What you will do → Your task is to restate the data word for word.

Data listing →

== == ==

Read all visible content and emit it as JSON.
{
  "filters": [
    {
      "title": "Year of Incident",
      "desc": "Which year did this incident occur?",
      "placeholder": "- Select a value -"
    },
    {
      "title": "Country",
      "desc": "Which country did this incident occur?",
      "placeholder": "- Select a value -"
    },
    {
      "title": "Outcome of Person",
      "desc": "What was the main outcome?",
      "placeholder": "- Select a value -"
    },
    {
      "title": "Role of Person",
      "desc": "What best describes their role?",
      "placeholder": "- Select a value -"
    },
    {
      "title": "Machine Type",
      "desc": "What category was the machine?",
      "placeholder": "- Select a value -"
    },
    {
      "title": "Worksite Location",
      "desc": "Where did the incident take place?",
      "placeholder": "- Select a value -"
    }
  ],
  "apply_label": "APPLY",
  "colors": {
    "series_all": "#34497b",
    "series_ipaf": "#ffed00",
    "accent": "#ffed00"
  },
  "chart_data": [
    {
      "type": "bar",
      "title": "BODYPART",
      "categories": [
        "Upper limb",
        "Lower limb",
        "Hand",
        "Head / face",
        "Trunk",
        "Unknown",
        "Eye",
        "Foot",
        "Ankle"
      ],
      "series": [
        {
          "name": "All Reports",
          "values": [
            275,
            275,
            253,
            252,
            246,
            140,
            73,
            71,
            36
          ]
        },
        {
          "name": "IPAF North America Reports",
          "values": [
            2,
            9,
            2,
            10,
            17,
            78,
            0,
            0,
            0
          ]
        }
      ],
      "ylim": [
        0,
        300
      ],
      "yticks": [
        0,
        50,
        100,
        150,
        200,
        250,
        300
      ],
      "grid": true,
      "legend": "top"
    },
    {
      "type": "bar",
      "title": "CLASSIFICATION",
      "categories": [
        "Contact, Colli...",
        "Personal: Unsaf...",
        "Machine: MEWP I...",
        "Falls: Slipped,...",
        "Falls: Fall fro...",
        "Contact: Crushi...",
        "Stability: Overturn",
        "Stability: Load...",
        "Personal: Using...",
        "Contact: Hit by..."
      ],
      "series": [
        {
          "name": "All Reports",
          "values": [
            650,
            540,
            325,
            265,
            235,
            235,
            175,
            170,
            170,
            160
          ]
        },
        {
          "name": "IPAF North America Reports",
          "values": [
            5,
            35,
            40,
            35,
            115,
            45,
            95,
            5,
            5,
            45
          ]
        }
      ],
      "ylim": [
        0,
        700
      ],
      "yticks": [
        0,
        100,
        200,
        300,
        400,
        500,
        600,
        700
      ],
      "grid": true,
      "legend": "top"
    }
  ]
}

== == ==

Solution to this problem →
Read all visible content and emit it as JSON.
{
  "filters": [
    {
      "title": "Year of Incident",
      "desc": "Which year did this incident occur?",
      "placeholder": "- Select a value -"
    },
    {
      "title": "Country",
      "desc": "Which country did this incident occur?",
      "placeholder": "- Select a value -"
    },
    {
      "title": "Outcome of Person",
      "desc": "What was the main outcome?",
      "placeholder": "- Select a value -"
    },
    {
      "title": "Role of Person",
      "desc": "What best describes their role?",
      "placeholder": "- Select a value -"
    },
    {
      "title": "Machine Type",
      "desc": "What category was the machine?",
      "placeholder": "- Select a value -"
    },
    {
      "title": "Worksite Location",
      "desc": "Where did the incident take place?",
      "placeholder": "- Select a value -"
    }
  ],
  "apply_label": "APPLY",
  "colors": {
    "series_all": "#34497b",
    "series_ipaf": "#ffed00",
    "accent": "#ffed00"
  },
  "chart_data": [
    {
      "type": "bar",
      "title": "BODYPART",
      "categories": [
        "Upper limb",
        "Lower limb",
        "Hand",
        "Head / face",
        "Trunk",
        "Unknown",
        "Eye",
        "Foot",
        "Ankle"
      ],
      "series": [
        {
          "name": "All Reports",
          "values": [
            275,
            275,
            253,
            252,
            246,
            140,
            73,
            71,
            36
          ]
        },
        {
          "name": "IPAF North America Reports",
          "values": [
            2,
            9,
            2,
            10,
            17,
            78,
            0,
            0,
            0
          ]
        }
      ],
      "ylim": [
        0,
        300
      ],
      "yticks": [
        0,
        50,
        100,
        150,
        200,
        250,
        300
      ],
      "grid": true,
      "legend": "top"
    },
    {
      "type": "bar",
      "title": "CLASSIFICATION",
      "categories": [
        "Contact, Colli...",
        "Personal: Unsaf...",
        "Machine: MEWP I...",
        "Falls: Slipped,...",
        "Falls: Fall fro...",
        "Contact: Crushi...",
        "Stability: Overturn",
        "Stability: Load...",
        "Personal: Using...",
        "Contact: Hit by..."
      ],
      "series": [
        {
          "name": "All Reports",
          "values": [
            650,
            540,
            325,
            265,
            235,
            235,
            175,
            170,
            170,
            160
          ]
        },
        {
          "name": "IPAF North America Reports",
          "values": [
            5,
            35,
            40,
            35,
            115,
            45,
            95,
            5,
            5,
            45
          ]
        }
      ],
      "ylim": [
        0,
        700
      ],
      "yticks": [
        0,
        100,
        200,
        300,
        400,
        500,
        600,
        700
      ],
      "grid": true,
      "legend": "top"
    }
  ]
}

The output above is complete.